WHAT IS NEEDED: Identify and copy all lines of the material where the string "debt" is found.

(Figure record listings)
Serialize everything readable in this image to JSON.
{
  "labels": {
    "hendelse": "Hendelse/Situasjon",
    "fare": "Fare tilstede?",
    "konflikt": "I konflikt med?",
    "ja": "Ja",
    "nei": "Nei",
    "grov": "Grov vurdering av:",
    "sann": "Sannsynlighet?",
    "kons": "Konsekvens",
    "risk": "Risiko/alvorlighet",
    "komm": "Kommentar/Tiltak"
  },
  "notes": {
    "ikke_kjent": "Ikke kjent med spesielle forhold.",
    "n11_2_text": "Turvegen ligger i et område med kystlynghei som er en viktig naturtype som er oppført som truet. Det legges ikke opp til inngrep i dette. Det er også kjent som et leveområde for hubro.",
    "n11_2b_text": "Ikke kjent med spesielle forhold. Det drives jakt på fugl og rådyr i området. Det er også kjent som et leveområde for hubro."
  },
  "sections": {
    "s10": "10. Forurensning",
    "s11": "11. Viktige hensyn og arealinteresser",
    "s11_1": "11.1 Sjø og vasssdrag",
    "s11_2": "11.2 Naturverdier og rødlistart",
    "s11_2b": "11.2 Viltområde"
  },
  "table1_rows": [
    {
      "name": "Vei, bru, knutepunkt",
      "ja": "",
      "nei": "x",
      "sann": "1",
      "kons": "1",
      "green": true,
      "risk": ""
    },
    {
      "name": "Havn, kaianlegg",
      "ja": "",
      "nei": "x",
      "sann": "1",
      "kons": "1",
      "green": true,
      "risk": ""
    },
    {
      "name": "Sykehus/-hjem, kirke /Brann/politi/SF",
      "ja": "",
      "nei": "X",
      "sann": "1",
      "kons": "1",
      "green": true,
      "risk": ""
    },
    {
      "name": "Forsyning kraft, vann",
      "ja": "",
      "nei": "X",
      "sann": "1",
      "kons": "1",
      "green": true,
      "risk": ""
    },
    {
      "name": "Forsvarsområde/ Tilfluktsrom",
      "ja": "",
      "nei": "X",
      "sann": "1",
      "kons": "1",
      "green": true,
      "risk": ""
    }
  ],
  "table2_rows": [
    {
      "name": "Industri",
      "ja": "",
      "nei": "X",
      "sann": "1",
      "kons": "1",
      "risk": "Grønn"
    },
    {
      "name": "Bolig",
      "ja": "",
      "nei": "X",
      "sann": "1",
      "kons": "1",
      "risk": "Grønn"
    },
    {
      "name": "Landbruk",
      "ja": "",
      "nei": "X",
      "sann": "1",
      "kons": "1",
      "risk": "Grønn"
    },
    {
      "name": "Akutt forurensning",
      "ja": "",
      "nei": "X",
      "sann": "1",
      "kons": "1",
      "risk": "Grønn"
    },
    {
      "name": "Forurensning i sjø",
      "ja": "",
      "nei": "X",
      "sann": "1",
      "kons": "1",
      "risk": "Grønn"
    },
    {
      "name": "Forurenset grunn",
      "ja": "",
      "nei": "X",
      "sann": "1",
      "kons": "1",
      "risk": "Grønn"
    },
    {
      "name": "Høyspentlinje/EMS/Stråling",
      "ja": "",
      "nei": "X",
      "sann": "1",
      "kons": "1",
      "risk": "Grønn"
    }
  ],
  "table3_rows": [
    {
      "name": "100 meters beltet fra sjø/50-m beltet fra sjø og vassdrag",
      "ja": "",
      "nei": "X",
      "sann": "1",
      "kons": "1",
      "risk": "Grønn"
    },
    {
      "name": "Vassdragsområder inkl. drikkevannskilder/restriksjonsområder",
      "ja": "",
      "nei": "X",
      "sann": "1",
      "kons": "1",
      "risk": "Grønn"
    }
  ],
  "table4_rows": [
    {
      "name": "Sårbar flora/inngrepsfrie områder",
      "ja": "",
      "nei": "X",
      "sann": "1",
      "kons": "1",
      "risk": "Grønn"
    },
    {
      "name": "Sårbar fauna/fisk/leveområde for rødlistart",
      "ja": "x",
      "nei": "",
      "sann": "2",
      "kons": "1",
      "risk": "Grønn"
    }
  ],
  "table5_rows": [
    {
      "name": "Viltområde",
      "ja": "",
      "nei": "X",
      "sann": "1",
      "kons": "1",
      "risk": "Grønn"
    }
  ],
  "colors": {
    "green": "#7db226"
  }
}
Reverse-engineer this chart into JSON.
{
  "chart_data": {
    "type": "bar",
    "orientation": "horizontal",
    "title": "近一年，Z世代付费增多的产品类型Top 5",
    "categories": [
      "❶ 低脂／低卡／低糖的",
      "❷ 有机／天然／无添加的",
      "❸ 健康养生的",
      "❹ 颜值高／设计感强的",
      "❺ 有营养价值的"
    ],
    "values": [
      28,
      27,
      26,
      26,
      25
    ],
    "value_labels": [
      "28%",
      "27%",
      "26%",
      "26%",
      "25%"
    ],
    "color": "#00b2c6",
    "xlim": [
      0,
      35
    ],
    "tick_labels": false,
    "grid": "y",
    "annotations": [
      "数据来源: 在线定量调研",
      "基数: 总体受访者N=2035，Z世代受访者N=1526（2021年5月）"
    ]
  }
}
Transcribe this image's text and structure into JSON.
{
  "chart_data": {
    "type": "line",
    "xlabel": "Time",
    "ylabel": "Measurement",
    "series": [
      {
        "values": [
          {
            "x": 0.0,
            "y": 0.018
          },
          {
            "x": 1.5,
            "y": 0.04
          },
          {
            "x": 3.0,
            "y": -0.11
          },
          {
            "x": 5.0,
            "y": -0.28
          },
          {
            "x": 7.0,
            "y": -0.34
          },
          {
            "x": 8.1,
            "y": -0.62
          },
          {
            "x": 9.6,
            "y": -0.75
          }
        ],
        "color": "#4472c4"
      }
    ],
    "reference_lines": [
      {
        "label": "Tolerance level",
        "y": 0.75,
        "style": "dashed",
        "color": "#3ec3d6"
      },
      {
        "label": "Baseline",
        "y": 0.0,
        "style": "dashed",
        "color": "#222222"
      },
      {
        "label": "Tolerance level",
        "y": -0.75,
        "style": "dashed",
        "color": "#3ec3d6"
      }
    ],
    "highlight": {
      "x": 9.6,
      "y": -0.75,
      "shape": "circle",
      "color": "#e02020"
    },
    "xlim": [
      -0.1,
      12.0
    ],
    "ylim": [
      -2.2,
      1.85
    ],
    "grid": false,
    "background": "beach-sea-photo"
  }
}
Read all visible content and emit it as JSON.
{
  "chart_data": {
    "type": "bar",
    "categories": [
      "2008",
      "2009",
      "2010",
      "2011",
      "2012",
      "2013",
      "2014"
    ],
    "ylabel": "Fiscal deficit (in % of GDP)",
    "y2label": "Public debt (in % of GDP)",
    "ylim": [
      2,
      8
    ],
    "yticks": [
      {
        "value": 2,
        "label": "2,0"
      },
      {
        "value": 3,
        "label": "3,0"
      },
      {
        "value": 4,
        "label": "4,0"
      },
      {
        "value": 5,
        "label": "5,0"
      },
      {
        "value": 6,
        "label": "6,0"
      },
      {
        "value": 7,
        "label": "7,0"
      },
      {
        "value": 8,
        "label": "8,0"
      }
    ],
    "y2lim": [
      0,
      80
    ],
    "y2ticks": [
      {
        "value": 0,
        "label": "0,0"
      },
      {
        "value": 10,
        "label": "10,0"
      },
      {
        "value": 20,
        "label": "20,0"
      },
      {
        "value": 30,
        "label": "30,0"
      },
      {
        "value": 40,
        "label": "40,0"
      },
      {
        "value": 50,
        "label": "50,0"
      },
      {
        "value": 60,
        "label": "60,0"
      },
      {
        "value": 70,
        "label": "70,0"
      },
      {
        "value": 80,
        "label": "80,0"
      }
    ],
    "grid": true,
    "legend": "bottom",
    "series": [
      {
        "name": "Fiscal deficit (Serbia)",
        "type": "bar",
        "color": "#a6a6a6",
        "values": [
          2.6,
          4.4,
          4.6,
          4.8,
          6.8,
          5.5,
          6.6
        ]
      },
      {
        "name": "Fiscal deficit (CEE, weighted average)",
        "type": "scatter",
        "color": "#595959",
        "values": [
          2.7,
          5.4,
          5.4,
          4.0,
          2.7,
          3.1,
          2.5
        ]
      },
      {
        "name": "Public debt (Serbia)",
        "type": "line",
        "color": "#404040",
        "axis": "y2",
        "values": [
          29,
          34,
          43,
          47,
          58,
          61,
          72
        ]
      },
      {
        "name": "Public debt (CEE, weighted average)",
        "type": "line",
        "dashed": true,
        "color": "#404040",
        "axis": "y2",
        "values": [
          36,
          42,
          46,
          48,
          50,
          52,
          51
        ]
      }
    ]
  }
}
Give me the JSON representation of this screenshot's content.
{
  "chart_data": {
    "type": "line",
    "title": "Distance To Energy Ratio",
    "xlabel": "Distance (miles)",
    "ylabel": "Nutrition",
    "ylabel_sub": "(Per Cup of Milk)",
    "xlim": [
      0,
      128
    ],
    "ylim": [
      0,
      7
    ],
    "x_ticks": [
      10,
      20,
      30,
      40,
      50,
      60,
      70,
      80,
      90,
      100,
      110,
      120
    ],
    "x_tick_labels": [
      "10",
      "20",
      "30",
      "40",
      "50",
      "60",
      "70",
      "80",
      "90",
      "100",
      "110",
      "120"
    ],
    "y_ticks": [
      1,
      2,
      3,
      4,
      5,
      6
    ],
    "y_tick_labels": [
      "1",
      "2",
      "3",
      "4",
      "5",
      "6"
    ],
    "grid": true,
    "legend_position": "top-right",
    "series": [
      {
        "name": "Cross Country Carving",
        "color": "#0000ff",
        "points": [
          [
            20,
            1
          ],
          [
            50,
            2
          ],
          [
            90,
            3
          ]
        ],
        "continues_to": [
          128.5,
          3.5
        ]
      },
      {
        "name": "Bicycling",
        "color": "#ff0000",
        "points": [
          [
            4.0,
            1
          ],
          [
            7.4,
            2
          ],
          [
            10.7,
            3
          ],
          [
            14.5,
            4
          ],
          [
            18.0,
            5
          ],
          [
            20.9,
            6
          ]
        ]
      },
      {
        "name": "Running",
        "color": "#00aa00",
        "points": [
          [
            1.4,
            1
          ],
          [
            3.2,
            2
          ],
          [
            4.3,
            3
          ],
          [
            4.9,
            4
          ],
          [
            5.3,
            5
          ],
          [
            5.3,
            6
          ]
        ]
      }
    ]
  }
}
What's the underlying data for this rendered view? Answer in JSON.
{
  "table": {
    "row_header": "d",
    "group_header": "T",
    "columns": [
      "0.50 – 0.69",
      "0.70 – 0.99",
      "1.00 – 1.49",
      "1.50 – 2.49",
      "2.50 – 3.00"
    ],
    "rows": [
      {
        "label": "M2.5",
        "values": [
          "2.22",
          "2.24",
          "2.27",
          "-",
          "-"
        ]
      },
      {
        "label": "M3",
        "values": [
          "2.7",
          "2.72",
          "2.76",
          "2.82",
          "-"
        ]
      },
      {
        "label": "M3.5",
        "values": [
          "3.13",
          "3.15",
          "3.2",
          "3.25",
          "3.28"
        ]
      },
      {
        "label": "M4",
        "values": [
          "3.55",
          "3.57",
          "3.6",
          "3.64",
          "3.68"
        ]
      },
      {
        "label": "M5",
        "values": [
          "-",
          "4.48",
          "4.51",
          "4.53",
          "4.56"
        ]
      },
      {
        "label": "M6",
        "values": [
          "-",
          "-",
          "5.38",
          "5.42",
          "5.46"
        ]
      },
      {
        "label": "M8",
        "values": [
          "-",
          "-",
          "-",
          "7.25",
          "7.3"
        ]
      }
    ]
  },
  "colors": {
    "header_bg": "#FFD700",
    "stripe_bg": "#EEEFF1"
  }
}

TASK RESULT:
    "y2label": "Public debt (in % of GDP)",
        "name": "Public debt (Serbia)",
        "name": "Public debt (CEE, weighted average)",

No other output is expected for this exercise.